### Goal:
In the entries below, find every line holding the string "两区改造" and collect it.

### Supplied material:
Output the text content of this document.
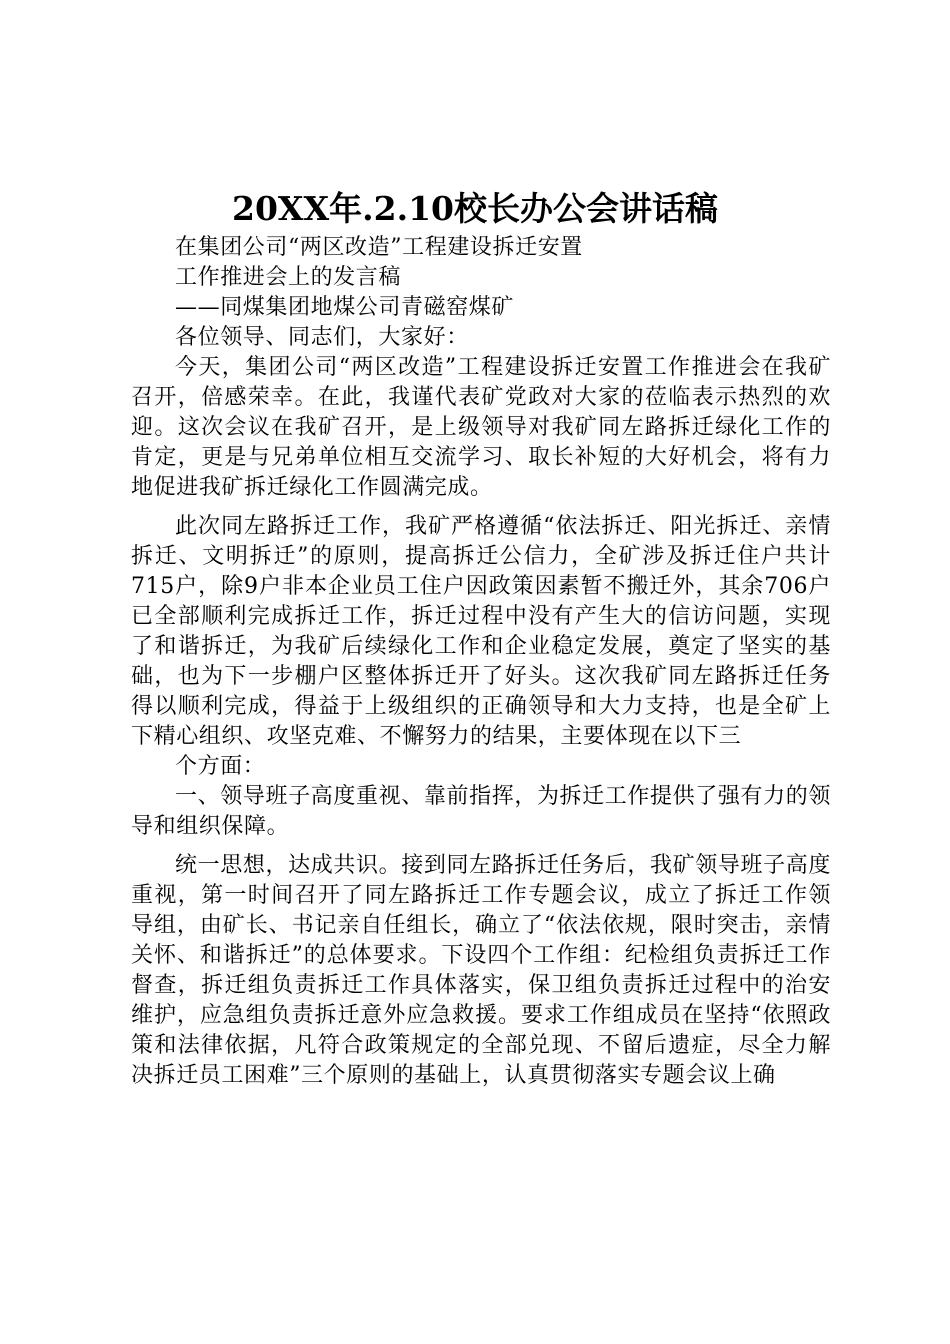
20XX年.2.10校长办公会讲话稿

在集团公司“两区改造”工程建设拆迁安置

工作推进会上的发言稿

——同煤集团地煤公司青磁窑煤矿

各位领导、同志们，大家好：

今天，集团公司“两区改造”工程建设拆迁安置工作推进会在我矿召开，倍感荣幸。在此，我谨代表矿党政对大家的莅临表示热烈的欢迎。这次会议在我矿召开，是上级领导对我矿同左路拆迁绿化工作的肯定，更是与兄弟单位相互交流学习、取长补短的大好机会，将有力地促进我矿拆迁绿化工作圆满完成。

此次同左路拆迁工作，我矿严格遵循“依法拆迁、阳光拆迁、亲情拆迁、文明拆迁”的原则，提高拆迁公信力，全矿涉及拆迁住户共计715户，除9户非本企业员工住户因政策因素暂不搬迁外，其余706户已全部顺利完成拆迁工作，拆迁过程中没有产生大的信访问题，实现了和谐拆迁，为我矿后续绿化工作和企业稳定发展，奠定了坚实的基础，也为下一步棚户区整体拆迁开了好头。这次我矿同左路拆迁任务得以顺利完成，得益于上级组织的正确领导和大力支持，也是全矿上下精心组织、攻坚克难、不懈努力的结果，主要体现在以下三

个方面：

一、领导班子高度重视、靠前指挥，为拆迁工作提供了强有力的领导和组织保障。

统一思想，达成共识。接到同左路拆迁任务后，我矿领导班子高度重视，第一时间召开了同左路拆迁工作专题会议，成立了拆迁工作领导组，由矿长、书记亲自任组长，确立了“依法依规，限时突击，亲情关怀、和谐拆迁”的总体要求。下设四个工作组：纪检组负责拆迁工作督查，拆迁组负责拆迁工作具体落实，保卫组负责拆迁过程中的治安维护，应急组负责拆迁意外应急救援。要求工作组成员在坚持“依照政策和法律依据，凡符合政策规定的全部兑现、不留后遗症，尽全力解决拆迁员工困难”三个原则的基础上，认真贯彻落实专题会议上确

### Completed task:
在集团公司“两区改造”工程建设拆迁安置
今天，集团公司“两区改造”工程建设拆迁安置工作推进会在我矿召开，倍感荣幸。在此，我谨代表矿党政对大家的莅临表示热烈的欢迎。这次会议在我矿召开，是上级领导对我矿同左路拆迁绿化工作的肯定，更是与兄弟单位相互交流学习、取长补短的大好机会，将有力地促进我矿拆迁绿化工作圆满完成。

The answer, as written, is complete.